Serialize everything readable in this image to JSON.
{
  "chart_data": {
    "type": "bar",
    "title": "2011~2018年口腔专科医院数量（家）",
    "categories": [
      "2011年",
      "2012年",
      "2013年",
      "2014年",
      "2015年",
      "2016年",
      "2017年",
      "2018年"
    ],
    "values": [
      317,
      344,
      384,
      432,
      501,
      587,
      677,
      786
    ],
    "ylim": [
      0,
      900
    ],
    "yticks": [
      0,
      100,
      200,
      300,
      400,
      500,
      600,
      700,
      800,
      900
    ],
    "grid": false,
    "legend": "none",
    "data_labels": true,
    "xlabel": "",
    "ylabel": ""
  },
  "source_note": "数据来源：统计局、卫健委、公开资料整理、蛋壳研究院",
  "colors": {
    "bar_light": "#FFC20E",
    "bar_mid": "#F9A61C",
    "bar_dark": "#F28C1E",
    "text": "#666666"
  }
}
.....
(Exercise goal)
Reproduce the material verbatim, line by line.

(Completed task)
Serialize everything readable in this image to JSON.
{
  "chart_data": {
    "type": "bar",
    "title": "2011~2018年口腔专科医院数量（家）",
    "categories": [
      "2011年",
      "2012年",
      "2013年",
      "2014年",
      "2015年",
      "2016年",
      "2017年",
      "2018年"
    ],
    "values": [
      317,
      344,
      384,
      432,
      501,
      587,
      677,
      786
    ],
    "ylim": [
      0,
      900
    ],
    "yticks": [
      0,
      100,
      200,
      300,
      400,
      500,
      600,
      700,
      800,
      900
    ],
    "grid": false,
    "legend": "none",
    "data_labels": true,
    "xlabel": "",
    "ylabel": ""
  },
  "source_note": "数据来源：统计局、卫健委、公开资料整理、蛋壳研究院",
  "colors": {
    "bar_light": "#FFC20E",
    "bar_mid": "#F9A61C",
    "bar_dark": "#F28C1E",
    "text": "#666666"
  }
}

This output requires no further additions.